= PROBLEM REQUIREMENTS =
Write out the full listing again, exactly as it stands.

--------------------

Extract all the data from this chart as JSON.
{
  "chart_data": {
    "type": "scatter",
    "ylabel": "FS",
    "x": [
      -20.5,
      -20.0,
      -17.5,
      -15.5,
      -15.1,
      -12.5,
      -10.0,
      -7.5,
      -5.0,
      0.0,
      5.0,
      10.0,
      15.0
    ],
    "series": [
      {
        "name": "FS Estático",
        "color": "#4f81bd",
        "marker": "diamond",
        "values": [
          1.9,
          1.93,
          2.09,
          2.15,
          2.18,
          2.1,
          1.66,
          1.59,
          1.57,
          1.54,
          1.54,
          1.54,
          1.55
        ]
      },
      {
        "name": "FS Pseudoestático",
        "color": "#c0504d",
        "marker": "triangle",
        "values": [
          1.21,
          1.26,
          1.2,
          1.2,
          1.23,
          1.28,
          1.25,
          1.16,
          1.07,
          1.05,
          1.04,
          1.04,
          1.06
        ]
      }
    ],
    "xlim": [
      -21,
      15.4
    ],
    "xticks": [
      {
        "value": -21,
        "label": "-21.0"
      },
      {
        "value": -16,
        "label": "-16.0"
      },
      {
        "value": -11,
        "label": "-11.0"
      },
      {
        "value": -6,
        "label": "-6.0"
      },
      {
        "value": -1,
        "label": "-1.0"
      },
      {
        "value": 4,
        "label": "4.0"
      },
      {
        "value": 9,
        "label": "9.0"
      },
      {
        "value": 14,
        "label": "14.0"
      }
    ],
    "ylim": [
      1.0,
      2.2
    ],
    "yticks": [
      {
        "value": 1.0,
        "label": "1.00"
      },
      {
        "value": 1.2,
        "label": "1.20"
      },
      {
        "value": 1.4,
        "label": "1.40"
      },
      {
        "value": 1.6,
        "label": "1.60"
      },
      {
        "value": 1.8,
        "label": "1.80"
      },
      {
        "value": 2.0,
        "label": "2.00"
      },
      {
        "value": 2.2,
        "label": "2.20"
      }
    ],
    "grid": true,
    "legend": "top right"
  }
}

--------------------

= PROBLEM SOLUTION =
Extract all the data from this chart as JSON.
{
  "chart_data": {
    "type": "scatter",
    "ylabel": "FS",
    "x": [
      -20.5,
      -20.0,
      -17.5,
      -15.5,
      -15.1,
      -12.5,
      -10.0,
      -7.5,
      -5.0,
      0.0,
      5.0,
      10.0,
      15.0
    ],
    "series": [
      {
        "name": "FS Estático",
        "color": "#4f81bd",
        "marker": "diamond",
        "values": [
          1.9,
          1.93,
          2.09,
          2.15,
          2.18,
          2.1,
          1.66,
          1.59,
          1.57,
          1.54,
          1.54,
          1.54,
          1.55
        ]
      },
      {
        "name": "FS Pseudoestático",
        "color": "#c0504d",
        "marker": "triangle",
        "values": [
          1.21,
          1.26,
          1.2,
          1.2,
          1.23,
          1.28,
          1.25,
          1.16,
          1.07,
          1.05,
          1.04,
          1.04,
          1.06
        ]
      }
    ],
    "xlim": [
      -21,
      15.4
    ],
    "xticks": [
      {
        "value": -21,
        "label": "-21.0"
      },
      {
        "value": -16,
        "label": "-16.0"
      },
      {
        "value": -11,
        "label": "-11.0"
      },
      {
        "value": -6,
        "label": "-6.0"
      },
      {
        "value": -1,
        "label": "-1.0"
      },
      {
        "value": 4,
        "label": "4.0"
      },
      {
        "value": 9,
        "label": "9.0"
      },
      {
        "value": 14,
        "label": "14.0"
      }
    ],
    "ylim": [
      1.0,
      2.2
    ],
    "yticks": [
      {
        "value": 1.0,
        "label": "1.00"
      },
      {
        "value": 1.2,
        "label": "1.20"
      },
      {
        "value": 1.4,
        "label": "1.40"
      },
      {
        "value": 1.6,
        "label": "1.60"
      },
      {
        "value": 1.8,
        "label": "1.80"
      },
      {
        "value": 2.0,
        "label": "2.00"
      },
      {
        "value": 2.2,
        "label": "2.20"
      }
    ],
    "grid": true,
    "legend": "top right"
  }
}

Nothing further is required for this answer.